What you should do ::
Arrange every line of the records below as a JSON list of strings, one string per line, leaving out any blank lines.

═══ Records supplied

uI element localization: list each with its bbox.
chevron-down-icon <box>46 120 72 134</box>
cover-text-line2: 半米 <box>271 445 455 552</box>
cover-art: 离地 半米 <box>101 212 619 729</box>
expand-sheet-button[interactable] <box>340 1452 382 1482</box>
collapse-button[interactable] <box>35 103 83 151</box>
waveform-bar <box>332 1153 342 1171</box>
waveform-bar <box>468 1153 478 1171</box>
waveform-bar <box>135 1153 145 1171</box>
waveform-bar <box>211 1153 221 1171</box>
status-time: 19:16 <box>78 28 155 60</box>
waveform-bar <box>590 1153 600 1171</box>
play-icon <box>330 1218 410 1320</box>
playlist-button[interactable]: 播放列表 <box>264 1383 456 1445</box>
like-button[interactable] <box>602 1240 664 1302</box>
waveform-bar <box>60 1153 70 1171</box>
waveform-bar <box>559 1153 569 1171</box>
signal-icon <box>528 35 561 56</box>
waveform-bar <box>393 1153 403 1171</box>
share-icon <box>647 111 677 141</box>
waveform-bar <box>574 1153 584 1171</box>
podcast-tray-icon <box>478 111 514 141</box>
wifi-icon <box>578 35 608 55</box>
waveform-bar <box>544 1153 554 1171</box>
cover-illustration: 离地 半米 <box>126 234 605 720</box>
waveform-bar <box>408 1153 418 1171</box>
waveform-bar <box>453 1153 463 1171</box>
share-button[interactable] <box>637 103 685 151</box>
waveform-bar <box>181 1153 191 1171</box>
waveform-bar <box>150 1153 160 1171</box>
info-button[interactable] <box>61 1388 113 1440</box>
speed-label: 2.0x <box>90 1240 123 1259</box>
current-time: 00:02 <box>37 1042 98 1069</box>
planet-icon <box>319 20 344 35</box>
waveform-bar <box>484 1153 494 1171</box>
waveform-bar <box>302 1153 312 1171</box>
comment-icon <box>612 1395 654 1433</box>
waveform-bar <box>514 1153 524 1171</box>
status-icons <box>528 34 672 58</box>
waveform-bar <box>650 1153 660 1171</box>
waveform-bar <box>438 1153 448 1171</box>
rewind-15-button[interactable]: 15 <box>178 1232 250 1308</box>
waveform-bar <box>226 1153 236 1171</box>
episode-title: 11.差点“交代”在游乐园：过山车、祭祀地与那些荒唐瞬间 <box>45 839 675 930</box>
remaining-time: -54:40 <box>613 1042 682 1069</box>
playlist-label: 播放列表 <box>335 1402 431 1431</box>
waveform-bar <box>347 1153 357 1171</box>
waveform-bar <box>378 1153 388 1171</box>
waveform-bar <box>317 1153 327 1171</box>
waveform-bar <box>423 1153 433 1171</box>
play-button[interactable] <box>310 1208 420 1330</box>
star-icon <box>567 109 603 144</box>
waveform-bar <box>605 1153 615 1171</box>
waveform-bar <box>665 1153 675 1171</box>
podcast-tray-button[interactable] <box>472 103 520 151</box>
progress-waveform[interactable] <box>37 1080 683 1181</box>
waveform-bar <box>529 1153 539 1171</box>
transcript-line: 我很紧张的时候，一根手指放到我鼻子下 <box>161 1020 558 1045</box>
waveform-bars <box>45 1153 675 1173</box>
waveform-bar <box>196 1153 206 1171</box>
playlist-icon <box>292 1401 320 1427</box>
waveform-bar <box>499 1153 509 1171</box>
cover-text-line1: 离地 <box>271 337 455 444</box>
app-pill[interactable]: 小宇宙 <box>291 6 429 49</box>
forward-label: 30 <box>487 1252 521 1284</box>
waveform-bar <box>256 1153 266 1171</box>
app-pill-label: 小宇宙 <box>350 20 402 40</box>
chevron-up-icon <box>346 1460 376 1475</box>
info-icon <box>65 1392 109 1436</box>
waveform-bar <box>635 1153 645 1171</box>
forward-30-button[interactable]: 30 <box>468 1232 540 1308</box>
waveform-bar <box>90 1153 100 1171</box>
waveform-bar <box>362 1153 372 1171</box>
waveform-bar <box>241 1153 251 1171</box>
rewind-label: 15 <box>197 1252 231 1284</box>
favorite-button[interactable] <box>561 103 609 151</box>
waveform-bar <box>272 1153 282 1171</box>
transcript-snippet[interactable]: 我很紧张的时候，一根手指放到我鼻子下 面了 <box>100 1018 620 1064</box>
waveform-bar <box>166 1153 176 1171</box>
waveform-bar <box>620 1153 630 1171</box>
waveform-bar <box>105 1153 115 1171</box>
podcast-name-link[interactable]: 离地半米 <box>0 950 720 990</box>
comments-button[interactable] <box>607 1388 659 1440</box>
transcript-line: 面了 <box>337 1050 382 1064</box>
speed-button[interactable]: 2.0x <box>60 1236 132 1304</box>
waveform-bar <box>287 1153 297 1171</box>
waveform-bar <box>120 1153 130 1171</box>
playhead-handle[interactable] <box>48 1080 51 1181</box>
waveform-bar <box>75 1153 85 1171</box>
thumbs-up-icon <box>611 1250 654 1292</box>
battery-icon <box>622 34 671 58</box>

══════

Output for this exercise ::
[
  "uI element localization: list each with its bbox.",
  "chevron-down-icon <box>46 120 72 134</box>",
  "cover-text-line2: 半米 <box>271 445 455 552</box>",
  "cover-art: 离地 半米 <box>101 212 619 729</box>",
  "expand-sheet-button[interactable] <box>340 1452 382 1482</box>",
  "collapse-button[interactable] <box>35 103 83 151</box>",
  "waveform-bar <box>332 1153 342 1171</box>",
  "waveform-bar <box>468 1153 478 1171</box>",
  "waveform-bar <box>135 1153 145 1171</box>",
  "waveform-bar <box>211 1153 221 1171</box>",
  "status-time: 19:16 <box>78 28 155 60</box>",
  "waveform-bar <box>590 1153 600 1171</box>",
  "play-icon <box>330 1218 410 1320</box>",
  "playlist-button[interactable]: 播放列表 <box>264 1383 456 1445</box>",
  "like-button[interactable] <box>602 1240 664 1302</box>",
  "waveform-bar <box>60 1153 70 1171</box>",
  "waveform-bar <box>559 1153 569 1171</box>",
  "signal-icon <box>528 35 561 56</box>",
  "waveform-bar <box>393 1153 403 1171</box>",
  "share-icon <box>647 111 677 141</box>",
  "waveform-bar <box>574 1153 584 1171</box>",
  "podcast-tray-icon <box>478 111 514 141</box>",
  "wifi-icon <box>578 35 608 55</box>",
  "waveform-bar <box>544 1153 554 1171</box>",
  "cover-illustration: 离地 半米 <box>126 234 605 720</box>",
  "waveform-bar <box>408 1153 418 1171</box>",
  "waveform-bar <box>453 1153 463 1171</box>",
  "share-button[interactable] <box>637 103 685 151</box>",
  "waveform-bar <box>181 1153 191 1171</box>",
  "waveform-bar <box>150 1153 160 1171</box>",
  "info-button[interactable] <box>61 1388 113 1440</box>",
  "speed-label: 2.0x <box>90 1240 123 1259</box>",
  "current-time: 00:02 <box>37 1042 98 1069</box>",
  "planet-icon <box>319 20 344 35</box>",
  "waveform-bar <box>484 1153 494 1171</box>",
  "waveform-bar <box>302 1153 312 1171</box>",
  "comment-icon <box>612 1395 654 1433</box>",
  "waveform-bar <box>514 1153 524 1171</box>",
  "status-icons <box>528 34 672 58</box>",
  "waveform-bar <box>650 1153 660 1171</box>",
  "waveform-bar <box>438 1153 448 1171</box>",
  "rewind-15-button[interactable]: 15 <box>178 1232 250 1308</box>",
  "waveform-bar <box>226 1153 236 1171</box>",
  "episode-title: 11.差点“交代”在游乐园：过山车、祭祀地与那些荒唐瞬间 <box>45 839 675 930</box>",
  "remaining-time: -54:40 <box>613 1042 682 1069</box>",
  "playlist-label: 播放列表 <box>335 1402 431 1431</box>",
  "waveform-bar <box>347 1153 357 1171</box>",
  "waveform-bar <box>378 1153 388 1171</box>",
  "waveform-bar <box>317 1153 327 1171</box>",
  "waveform-bar <box>423 1153 433 1171</box>",
  "play-button[interactable] <box>310 1208 420 1330</box>",
  "star-icon <box>567 109 603 144</box>",
  "waveform-bar <box>605 1153 615 1171</box>",
  "waveform-bar <box>665 1153 675 1171</box>",
  "podcast-tray-button[interactable] <box>472 103 520 151</box>",
  "progress-waveform[interactable] <box>37 1080 683 1181</box>",
  "waveform-bar <box>529 1153 539 1171</box>",
  "transcript-line: 我很紧张的时候，一根手指放到我鼻子下 <box>161 1020 558 1045</box>",
  "waveform-bars <box>45 1153 675 1173</box>",
  "waveform-bar <box>196 1153 206 1171</box>",
  "playlist-icon <box>292 1401 320 1427</box>",
  "waveform-bar <box>499 1153 509 1171</box>",
  "cover-text-line1: 离地 <box>271 337 455 444</box>",
  "app-pill[interactable]: 小宇宙 <box>291 6 429 49</box>",
  "forward-label: 30 <box>487 1252 521 1284</box>",
  "waveform-bar <box>256 1153 266 1171</box>",
  "app-pill-label: 小宇宙 <box>350 20 402 40</box>",
  "chevron-up-icon <box>346 1460 376 1475</box>",
  "info-icon <box>65 1392 109 1436</box>",
  "waveform-bar <box>635 1153 645 1171</box>",
  "forward-30-button[interactable]: 30 <box>468 1232 540 1308</box>",
  "waveform-bar <box>90 1153 100 1171</box>",
  "waveform-bar <box>362 1153 372 1171</box>",
  "waveform-bar <box>241 1153 251 1171</box>",
  "rewind-label: 15 <box>197 1252 231 1284</box>",
  "favorite-button[interactable] <box>561 103 609 151</box>",
  "waveform-bar <box>272 1153 282 1171</box>",
  "transcript-snippet[interactable]: 我很紧张的时候，一根手指放到我鼻子下 面了 <box>100 1018 620 1064</box>",
  "waveform-bar <box>166 1153 176 1171</box>",
  "waveform-bar <box>620 1153 630 1171</box>",
  "waveform-bar <box>105 1153 115 1171</box>",
  "podcast-name-link[interactable]: 离地半米 <box>0 950 720 990</box>",
  "comments-button[interactable] <box>607 1388 659 1440</box>",
  "transcript-line: 面了 <box>337 1050 382 1064</box>",
  "speed-button[interactable]: 2.0x <box>60 1236 132 1304</box>",
  "waveform-bar <box>287 1153 297 1171</box>",
  "waveform-bar <box>120 1153 130 1171</box>",
  "playhead-handle[interactable] <box>48 1080 51 1181</box>",
  "waveform-bar <box>75 1153 85 1171</box>",
  "thumbs-up-icon <box>611 1250 654 1292</box>",
  "battery-icon <box>622 34 671 58</box>"
]